_REQUEST_:
Work out the number of lines with "Quote" in them. Reply with that number and no other words.

-*-*-

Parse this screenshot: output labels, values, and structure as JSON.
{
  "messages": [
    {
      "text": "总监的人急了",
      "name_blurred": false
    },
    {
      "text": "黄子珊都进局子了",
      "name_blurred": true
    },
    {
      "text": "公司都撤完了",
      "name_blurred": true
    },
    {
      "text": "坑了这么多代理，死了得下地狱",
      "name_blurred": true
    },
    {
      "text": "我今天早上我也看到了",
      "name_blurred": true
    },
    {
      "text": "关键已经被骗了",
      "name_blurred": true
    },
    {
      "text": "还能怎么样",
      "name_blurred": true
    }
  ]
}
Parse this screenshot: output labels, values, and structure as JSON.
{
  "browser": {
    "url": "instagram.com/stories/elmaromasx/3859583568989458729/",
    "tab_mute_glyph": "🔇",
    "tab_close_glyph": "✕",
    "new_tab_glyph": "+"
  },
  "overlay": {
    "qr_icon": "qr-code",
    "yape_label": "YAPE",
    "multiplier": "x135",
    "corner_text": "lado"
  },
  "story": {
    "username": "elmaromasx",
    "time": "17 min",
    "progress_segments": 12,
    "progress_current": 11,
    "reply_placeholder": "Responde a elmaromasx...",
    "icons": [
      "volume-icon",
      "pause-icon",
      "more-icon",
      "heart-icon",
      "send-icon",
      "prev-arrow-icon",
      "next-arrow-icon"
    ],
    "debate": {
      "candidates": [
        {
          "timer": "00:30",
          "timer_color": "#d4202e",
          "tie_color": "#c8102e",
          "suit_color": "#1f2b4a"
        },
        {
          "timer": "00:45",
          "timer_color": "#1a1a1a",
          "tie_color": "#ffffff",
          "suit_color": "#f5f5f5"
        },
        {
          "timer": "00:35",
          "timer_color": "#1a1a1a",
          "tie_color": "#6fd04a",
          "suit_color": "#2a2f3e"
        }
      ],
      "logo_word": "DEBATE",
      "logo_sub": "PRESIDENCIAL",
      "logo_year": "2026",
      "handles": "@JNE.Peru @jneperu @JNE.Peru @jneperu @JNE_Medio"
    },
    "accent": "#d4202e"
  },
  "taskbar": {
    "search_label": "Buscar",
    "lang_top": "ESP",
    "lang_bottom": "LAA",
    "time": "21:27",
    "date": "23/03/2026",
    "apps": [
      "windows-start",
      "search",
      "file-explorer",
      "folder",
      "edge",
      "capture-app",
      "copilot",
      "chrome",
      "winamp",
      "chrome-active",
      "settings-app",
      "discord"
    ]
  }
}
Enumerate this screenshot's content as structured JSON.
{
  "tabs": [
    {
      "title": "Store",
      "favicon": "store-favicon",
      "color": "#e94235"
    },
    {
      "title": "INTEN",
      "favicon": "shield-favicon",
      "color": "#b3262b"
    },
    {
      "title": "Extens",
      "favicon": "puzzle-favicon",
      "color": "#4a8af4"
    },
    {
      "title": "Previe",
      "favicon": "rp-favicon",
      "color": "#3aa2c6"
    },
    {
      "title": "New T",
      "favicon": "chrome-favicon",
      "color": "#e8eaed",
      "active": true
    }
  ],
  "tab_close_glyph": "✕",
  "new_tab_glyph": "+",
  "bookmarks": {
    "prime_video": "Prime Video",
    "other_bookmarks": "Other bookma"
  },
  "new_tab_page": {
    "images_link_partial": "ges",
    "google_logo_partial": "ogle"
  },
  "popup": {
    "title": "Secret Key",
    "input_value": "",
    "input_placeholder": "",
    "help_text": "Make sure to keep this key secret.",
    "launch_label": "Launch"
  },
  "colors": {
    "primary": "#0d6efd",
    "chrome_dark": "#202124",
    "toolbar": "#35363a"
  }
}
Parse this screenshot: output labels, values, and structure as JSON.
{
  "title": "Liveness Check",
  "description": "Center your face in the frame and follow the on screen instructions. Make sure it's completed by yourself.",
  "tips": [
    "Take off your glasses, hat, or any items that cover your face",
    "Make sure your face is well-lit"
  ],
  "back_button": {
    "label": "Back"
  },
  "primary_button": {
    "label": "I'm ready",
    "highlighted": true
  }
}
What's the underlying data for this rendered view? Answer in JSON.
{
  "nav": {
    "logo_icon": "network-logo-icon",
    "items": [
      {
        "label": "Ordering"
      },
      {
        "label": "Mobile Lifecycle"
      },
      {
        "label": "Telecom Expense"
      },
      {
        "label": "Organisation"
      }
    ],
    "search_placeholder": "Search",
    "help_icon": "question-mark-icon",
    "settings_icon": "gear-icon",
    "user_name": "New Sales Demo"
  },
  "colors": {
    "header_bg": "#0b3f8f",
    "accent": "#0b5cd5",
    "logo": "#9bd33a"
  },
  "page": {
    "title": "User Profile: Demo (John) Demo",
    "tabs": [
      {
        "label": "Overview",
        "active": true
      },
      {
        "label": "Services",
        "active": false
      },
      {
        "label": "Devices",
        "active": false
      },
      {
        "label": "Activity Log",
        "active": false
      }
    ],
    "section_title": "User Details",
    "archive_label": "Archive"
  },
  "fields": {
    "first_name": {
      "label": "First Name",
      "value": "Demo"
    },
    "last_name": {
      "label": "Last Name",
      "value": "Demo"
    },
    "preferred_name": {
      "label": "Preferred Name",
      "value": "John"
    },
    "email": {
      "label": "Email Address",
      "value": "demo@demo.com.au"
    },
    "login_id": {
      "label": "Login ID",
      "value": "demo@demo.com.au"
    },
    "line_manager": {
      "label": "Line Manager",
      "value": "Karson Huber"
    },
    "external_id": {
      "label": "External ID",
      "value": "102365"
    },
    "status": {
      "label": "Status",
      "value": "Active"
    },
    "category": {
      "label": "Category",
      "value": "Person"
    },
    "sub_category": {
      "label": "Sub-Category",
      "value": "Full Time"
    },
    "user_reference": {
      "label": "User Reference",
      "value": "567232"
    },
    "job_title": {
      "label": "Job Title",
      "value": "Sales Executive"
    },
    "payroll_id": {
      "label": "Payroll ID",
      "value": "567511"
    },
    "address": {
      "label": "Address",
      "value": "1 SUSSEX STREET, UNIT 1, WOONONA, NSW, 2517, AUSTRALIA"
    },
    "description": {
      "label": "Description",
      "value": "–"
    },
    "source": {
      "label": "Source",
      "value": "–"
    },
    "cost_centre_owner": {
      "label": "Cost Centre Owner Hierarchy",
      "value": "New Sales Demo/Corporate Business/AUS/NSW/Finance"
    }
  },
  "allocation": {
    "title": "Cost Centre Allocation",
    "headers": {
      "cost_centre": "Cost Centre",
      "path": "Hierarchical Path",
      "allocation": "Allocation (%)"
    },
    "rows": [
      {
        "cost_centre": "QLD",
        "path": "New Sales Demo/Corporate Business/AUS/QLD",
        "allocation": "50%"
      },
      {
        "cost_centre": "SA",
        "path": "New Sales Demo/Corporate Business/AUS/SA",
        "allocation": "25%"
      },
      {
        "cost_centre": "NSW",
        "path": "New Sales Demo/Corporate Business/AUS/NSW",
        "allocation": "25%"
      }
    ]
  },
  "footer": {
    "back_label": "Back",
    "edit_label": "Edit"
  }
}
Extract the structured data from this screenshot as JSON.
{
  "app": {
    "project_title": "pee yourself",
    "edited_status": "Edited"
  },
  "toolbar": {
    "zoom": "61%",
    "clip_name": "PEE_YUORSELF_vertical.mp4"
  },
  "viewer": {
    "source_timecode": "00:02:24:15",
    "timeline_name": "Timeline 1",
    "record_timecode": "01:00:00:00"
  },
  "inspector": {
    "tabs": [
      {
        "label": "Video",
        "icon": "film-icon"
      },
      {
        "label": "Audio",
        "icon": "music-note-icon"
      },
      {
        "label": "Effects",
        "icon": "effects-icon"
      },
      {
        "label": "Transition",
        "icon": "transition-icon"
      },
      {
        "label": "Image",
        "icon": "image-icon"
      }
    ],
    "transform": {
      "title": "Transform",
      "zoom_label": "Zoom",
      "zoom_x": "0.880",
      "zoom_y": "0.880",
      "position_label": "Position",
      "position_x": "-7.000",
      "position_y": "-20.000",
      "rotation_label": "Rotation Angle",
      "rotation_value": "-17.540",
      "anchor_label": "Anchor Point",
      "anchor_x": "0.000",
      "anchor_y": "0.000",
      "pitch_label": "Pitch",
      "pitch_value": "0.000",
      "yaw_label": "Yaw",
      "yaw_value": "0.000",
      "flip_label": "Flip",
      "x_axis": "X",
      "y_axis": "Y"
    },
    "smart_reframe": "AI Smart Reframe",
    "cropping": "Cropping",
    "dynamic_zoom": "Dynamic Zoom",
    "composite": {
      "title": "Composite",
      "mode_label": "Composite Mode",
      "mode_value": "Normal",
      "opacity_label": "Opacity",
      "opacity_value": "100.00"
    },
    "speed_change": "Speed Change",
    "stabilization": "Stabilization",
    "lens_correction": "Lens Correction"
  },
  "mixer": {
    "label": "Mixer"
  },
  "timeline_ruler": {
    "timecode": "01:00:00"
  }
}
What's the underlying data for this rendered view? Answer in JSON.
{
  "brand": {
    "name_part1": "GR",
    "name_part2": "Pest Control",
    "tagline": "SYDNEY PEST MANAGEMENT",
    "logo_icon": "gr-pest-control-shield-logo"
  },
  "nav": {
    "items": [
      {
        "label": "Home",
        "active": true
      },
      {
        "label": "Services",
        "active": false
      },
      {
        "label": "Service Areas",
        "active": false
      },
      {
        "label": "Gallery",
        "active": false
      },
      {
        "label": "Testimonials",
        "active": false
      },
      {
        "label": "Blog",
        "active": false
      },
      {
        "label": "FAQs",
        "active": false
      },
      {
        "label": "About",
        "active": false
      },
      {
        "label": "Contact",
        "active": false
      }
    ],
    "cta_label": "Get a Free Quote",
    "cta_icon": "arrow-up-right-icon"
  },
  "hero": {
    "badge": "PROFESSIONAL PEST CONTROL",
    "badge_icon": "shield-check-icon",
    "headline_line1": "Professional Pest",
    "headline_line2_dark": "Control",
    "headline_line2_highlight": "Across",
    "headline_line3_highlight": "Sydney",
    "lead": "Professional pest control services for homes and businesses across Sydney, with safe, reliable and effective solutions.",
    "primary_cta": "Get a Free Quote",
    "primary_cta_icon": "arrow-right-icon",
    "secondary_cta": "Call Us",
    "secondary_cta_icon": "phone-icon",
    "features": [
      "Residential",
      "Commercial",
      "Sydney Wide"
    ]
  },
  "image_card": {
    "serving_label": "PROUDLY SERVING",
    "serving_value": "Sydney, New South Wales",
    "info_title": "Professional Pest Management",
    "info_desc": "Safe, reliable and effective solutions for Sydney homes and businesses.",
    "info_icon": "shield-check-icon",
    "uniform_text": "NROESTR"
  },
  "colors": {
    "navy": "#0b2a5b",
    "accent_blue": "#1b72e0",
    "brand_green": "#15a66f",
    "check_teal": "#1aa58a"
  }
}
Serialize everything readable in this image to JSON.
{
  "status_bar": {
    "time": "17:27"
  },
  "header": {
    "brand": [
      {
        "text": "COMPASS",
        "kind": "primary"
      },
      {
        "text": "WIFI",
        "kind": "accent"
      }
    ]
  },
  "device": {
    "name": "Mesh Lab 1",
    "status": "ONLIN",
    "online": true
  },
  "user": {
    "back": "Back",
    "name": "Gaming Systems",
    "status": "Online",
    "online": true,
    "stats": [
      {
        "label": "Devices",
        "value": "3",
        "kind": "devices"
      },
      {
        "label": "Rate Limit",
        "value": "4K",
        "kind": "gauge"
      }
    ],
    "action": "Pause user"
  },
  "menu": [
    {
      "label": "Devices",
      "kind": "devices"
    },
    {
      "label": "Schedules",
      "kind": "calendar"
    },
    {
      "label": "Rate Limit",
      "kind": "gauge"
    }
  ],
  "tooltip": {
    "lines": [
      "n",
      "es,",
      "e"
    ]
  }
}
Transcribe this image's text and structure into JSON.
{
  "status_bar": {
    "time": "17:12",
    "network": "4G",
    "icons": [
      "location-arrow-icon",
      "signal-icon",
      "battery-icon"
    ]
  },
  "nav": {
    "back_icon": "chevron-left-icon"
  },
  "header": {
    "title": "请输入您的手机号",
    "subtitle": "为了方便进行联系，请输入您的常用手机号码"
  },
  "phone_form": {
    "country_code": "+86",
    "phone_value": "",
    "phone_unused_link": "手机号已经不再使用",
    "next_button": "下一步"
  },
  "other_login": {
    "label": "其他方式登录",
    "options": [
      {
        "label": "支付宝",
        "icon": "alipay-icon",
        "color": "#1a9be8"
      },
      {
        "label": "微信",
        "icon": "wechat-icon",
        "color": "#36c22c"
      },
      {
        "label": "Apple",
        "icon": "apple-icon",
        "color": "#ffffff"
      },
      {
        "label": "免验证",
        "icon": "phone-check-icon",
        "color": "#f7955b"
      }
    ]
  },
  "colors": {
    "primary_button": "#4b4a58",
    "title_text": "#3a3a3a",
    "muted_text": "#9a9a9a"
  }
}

-*-*-

_THE RESULT_:
2